→ PROBLEM TO SOLVE
Check every line of the data below for "Android". Copy each one that has it.

----------------

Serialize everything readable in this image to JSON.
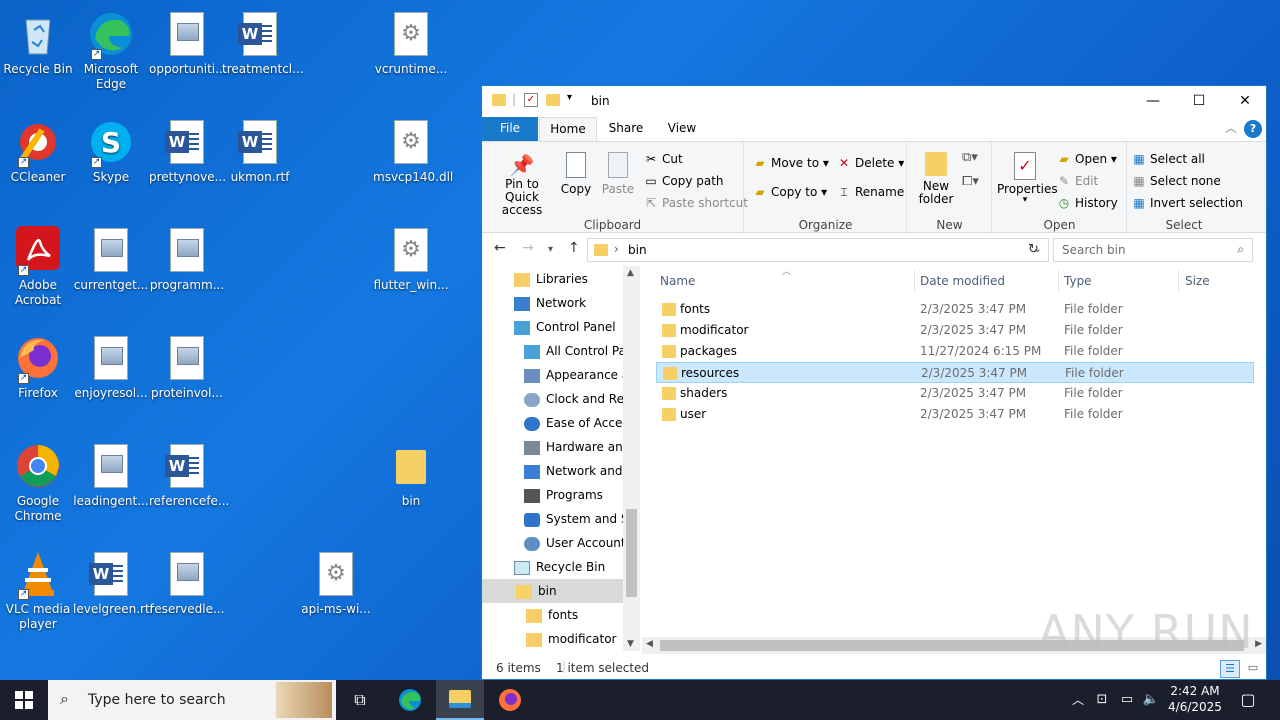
{
  "desktop": {
    "icons": [
      {
        "label": "Recycle Bin",
        "icon": "recycle-bin-icon"
      },
      {
        "label": "Microsoft Edge",
        "icon": "edge-icon"
      },
      {
        "label": "opportuniti...",
        "icon": "image-file-icon"
      },
      {
        "label": "treatmentcl...",
        "icon": "word-file-icon"
      },
      {
        "label": "vcruntime...",
        "icon": "system-file-icon"
      },
      {
        "label": "CCleaner",
        "icon": "ccleaner-icon"
      },
      {
        "label": "Skype",
        "icon": "skype-icon"
      },
      {
        "label": "prettynove...",
        "icon": "word-file-icon"
      },
      {
        "label": "ukmon.rtf",
        "icon": "word-file-icon"
      },
      {
        "label": "msvcp140.dll",
        "icon": "system-file-icon"
      },
      {
        "label": "Adobe Acrobat",
        "icon": "acrobat-icon"
      },
      {
        "label": "currentget...",
        "icon": "image-file-icon"
      },
      {
        "label": "programm...",
        "icon": "image-file-icon"
      },
      {
        "label": "flutter_win...",
        "icon": "system-file-icon"
      },
      {
        "label": "Firefox",
        "icon": "firefox-icon"
      },
      {
        "label": "enjoyresol...",
        "icon": "image-file-icon"
      },
      {
        "label": "proteinvol...",
        "icon": "image-file-icon"
      },
      {
        "label": "Google Chrome",
        "icon": "chrome-icon"
      },
      {
        "label": "leadingent...",
        "icon": "image-file-icon"
      },
      {
        "label": "referencefe...",
        "icon": "word-file-icon"
      },
      {
        "label": "bin",
        "icon": "folder-icon"
      },
      {
        "label": "VLC media player",
        "icon": "vlc-icon"
      },
      {
        "label": "levelgreen.rtf",
        "icon": "word-file-icon"
      },
      {
        "label": "reservedle...",
        "icon": "image-file-icon"
      },
      {
        "label": "api-ms-wi...",
        "icon": "system-file-icon"
      }
    ]
  },
  "explorer": {
    "title": "bin",
    "window_buttons": {
      "minimize": "—",
      "maximize": "☐",
      "close": "✕"
    },
    "tabs": [
      "File",
      "Home",
      "Share",
      "View"
    ],
    "ribbon": {
      "clipboard": {
        "pin": "Pin to Quick access",
        "copy": "Copy",
        "paste": "Paste",
        "cut": "Cut",
        "copy_path": "Copy path",
        "paste_shortcut": "Paste shortcut",
        "label": "Clipboard"
      },
      "organize": {
        "move_to": "Move to",
        "copy_to": "Copy to",
        "delete": "Delete",
        "rename": "Rename",
        "label": "Organize"
      },
      "new": {
        "new_folder": "New folder",
        "label": "New"
      },
      "open": {
        "properties": "Properties",
        "open": "Open",
        "edit": "Edit",
        "history": "History",
        "label": "Open"
      },
      "select": {
        "select_all": "Select all",
        "select_none": "Select none",
        "invert": "Invert selection",
        "label": "Select"
      }
    },
    "address": {
      "path": "bin",
      "search_placeholder": "Search bin"
    },
    "nav": [
      {
        "label": "Libraries"
      },
      {
        "label": "Network"
      },
      {
        "label": "Control Panel"
      },
      {
        "label": "All Control Par"
      },
      {
        "label": "Appearance an"
      },
      {
        "label": "Clock and Regi"
      },
      {
        "label": "Ease of Access"
      },
      {
        "label": "Hardware and"
      },
      {
        "label": "Network and Ir"
      },
      {
        "label": "Programs"
      },
      {
        "label": "System and Sec"
      },
      {
        "label": "User Accounts"
      },
      {
        "label": "Recycle Bin"
      },
      {
        "label": "bin"
      },
      {
        "label": "fonts"
      },
      {
        "label": "modificator"
      }
    ],
    "columns": {
      "name": "Name",
      "date": "Date modified",
      "type": "Type",
      "size": "Size"
    },
    "files": [
      {
        "name": "fonts",
        "date": "2/3/2025 3:47 PM",
        "type": "File folder"
      },
      {
        "name": "modificator",
        "date": "2/3/2025 3:47 PM",
        "type": "File folder"
      },
      {
        "name": "packages",
        "date": "11/27/2024 6:15 PM",
        "type": "File folder"
      },
      {
        "name": "resources",
        "date": "2/3/2025 3:47 PM",
        "type": "File folder"
      },
      {
        "name": "shaders",
        "date": "2/3/2025 3:47 PM",
        "type": "File folder"
      },
      {
        "name": "user",
        "date": "2/3/2025 3:47 PM",
        "type": "File folder"
      }
    ],
    "status": {
      "count": "6 items",
      "selected": "1 item selected"
    }
  },
  "taskbar": {
    "search_placeholder": "Type here to search",
    "time": "2:42 AM",
    "date": "4/6/2025"
  },
  "watermark": "ANY RUN",
  "colors": {
    "accent": "#1979ca",
    "selection": "#cce8ff",
    "taskbar": "#1a1f2b",
    "folder": "#f7d065"
  }
}
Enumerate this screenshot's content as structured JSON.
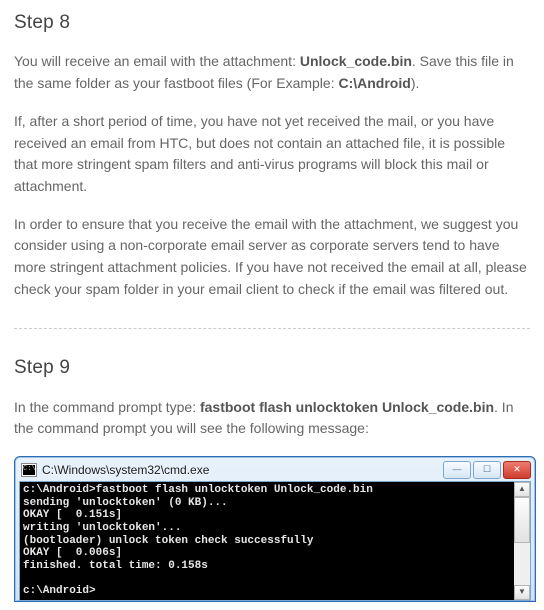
{
  "step8": {
    "title": "Step 8",
    "p1_a": "You will receive an email with the attachment: ",
    "p1_b": "Unlock_code.bin",
    "p1_c": ". Save this file in the same folder as your fastboot files (For Example: ",
    "p1_d": "C:\\Android",
    "p1_e": ").",
    "p2": "If, after a short period of time, you have not yet received the mail, or you have received an email from HTC, but does not contain an attached file, it is possible that more stringent spam filters and anti-virus programs will block this mail or attachment.",
    "p3": "In order to ensure that you receive the email with the attachment, we suggest you consider using a non-corporate email server as corporate servers tend to have more stringent attachment policies. If you have not received the email at all, please check your spam folder in your email client to check if the email was filtered out."
  },
  "step9": {
    "title": "Step 9",
    "p1_a": "In the command prompt type: ",
    "p1_b": "fastboot flash unlocktoken Unlock_code.bin",
    "p1_c": ". In the command prompt you will see the following message:"
  },
  "window": {
    "title": "C:\\Windows\\system32\\cmd.exe",
    "console": "c:\\Android>fastboot flash unlocktoken Unlock_code.bin\nsending 'unlocktoken' (0 KB)...\nOKAY [  0.151s]\nwriting 'unlocktoken'...\n(bootloader) unlock token check successfully\nOKAY [  0.006s]\nfinished. total time: 0.158s\n\nc:\\Android>"
  }
}
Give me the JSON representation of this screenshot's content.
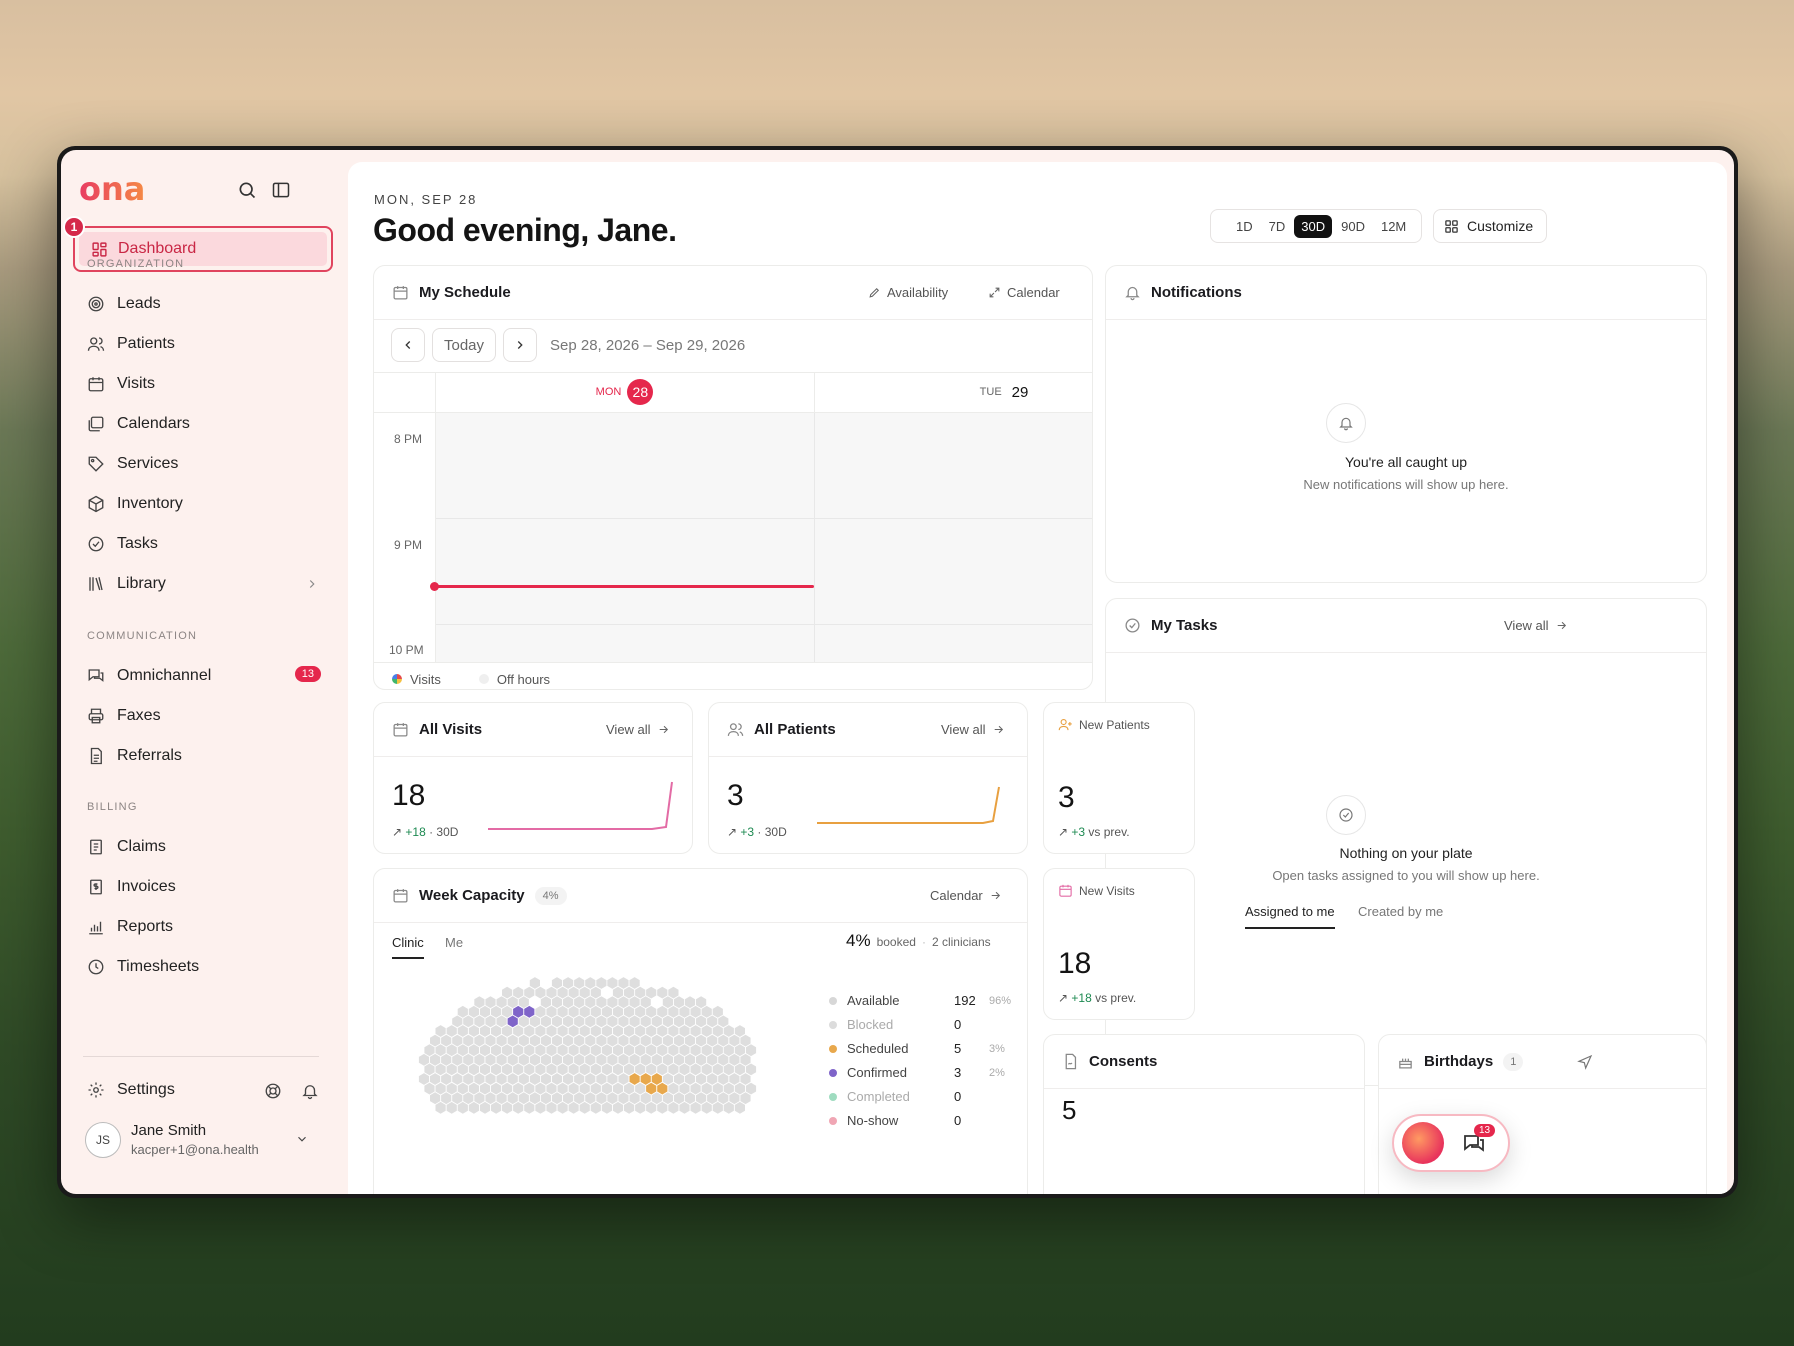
{
  "sidebar": {
    "logo": "ona",
    "active_item": "Dashboard",
    "active_badge": "1",
    "sections": {
      "organization": "ORGANIZATION",
      "communication": "COMMUNICATION",
      "billing": "BILLING"
    },
    "organization_items": [
      "Leads",
      "Patients",
      "Visits",
      "Calendars",
      "Services",
      "Inventory",
      "Tasks",
      "Library"
    ],
    "communication_items": [
      "Omnichannel",
      "Faxes",
      "Referrals"
    ],
    "omnichannel_count": "13",
    "billing_items": [
      "Claims",
      "Invoices",
      "Reports",
      "Timesheets"
    ],
    "settings": "Settings",
    "user": {
      "initials": "JS",
      "name": "Jane Smith",
      "email": "kacper+1@ona.health"
    }
  },
  "header": {
    "date": "MON, SEP 28",
    "greeting": "Good evening, Jane.",
    "ranges": [
      "1D",
      "7D",
      "30D",
      "90D",
      "12M"
    ],
    "selected_range": "30D",
    "customize": "Customize"
  },
  "schedule": {
    "title": "My Schedule",
    "availability": "Availability",
    "calendar": "Calendar",
    "today": "Today",
    "date_range": "Sep 28, 2026 – Sep 29, 2026",
    "days": [
      {
        "dow": "MON",
        "num": "28"
      },
      {
        "dow": "TUE",
        "num": "29"
      }
    ],
    "times": [
      "8 PM",
      "9 PM",
      "10 PM"
    ],
    "legend": [
      "Visits",
      "Off hours"
    ]
  },
  "notifications": {
    "title": "Notifications",
    "empty_title": "You're all caught up",
    "empty_sub": "New notifications will show up here."
  },
  "tasks": {
    "title": "My Tasks",
    "view_all": "View all",
    "empty_title": "Nothing on your plate",
    "empty_sub": "Open tasks assigned to you will show up here.",
    "tabs": [
      "Assigned to me",
      "Created by me"
    ]
  },
  "all_visits": {
    "title": "All Visits",
    "view_all": "View all",
    "value": "18",
    "delta": "+18",
    "period": "· 30D"
  },
  "all_patients": {
    "title": "All Patients",
    "view_all": "View all",
    "value": "3",
    "delta": "+3",
    "period": "· 30D"
  },
  "new_patients": {
    "title": "New Patients",
    "value": "3",
    "delta": "+3",
    "suffix": "vs prev."
  },
  "new_visits": {
    "title": "New Visits",
    "value": "18",
    "delta": "+18",
    "suffix": "vs prev."
  },
  "capacity": {
    "title": "Week Capacity",
    "badge": "4%",
    "calendar": "Calendar",
    "tabs": [
      "Clinic",
      "Me"
    ],
    "booked_pct": "4%",
    "booked_label": "booked",
    "clinicians": "2 clinicians",
    "legend": [
      {
        "label": "Available",
        "value": "192",
        "pct": "96%",
        "color": "#d7d7d7"
      },
      {
        "label": "Blocked",
        "value": "0",
        "pct": "",
        "color": "#dcdcdc"
      },
      {
        "label": "Scheduled",
        "value": "5",
        "pct": "3%",
        "color": "#e8a84c"
      },
      {
        "label": "Confirmed",
        "value": "3",
        "pct": "2%",
        "color": "#7f64c9"
      },
      {
        "label": "Completed",
        "value": "0",
        "pct": "",
        "color": "#9fdcc0"
      },
      {
        "label": "No-show",
        "value": "0",
        "pct": "",
        "color": "#f0a6b4"
      }
    ]
  },
  "consents": {
    "title": "Consents",
    "value": "5"
  },
  "birthdays": {
    "title": "Birthdays",
    "count": "1"
  },
  "chat": {
    "count": "13"
  },
  "colors": {
    "accent": "#e5274c",
    "visits_line": "#e36ba5",
    "patients_line": "#e8a040",
    "positive": "#1e8a52"
  }
}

----------------

→ EXERCISE ANSWER
    "p1_d": "C:\\Android",
    "console": "c:\\Android>fastboot flash unlocktoken Unlock_code.bin\nsending 'unlocktoken' (0 KB)...\nOKAY [  0.151s]\nwriting 'unlocktoken'...\n(bootloader) unlock token check successfully\nOKAY [  0.006s]\nfinished. total time: 0.158s\n\nc:\\Android>"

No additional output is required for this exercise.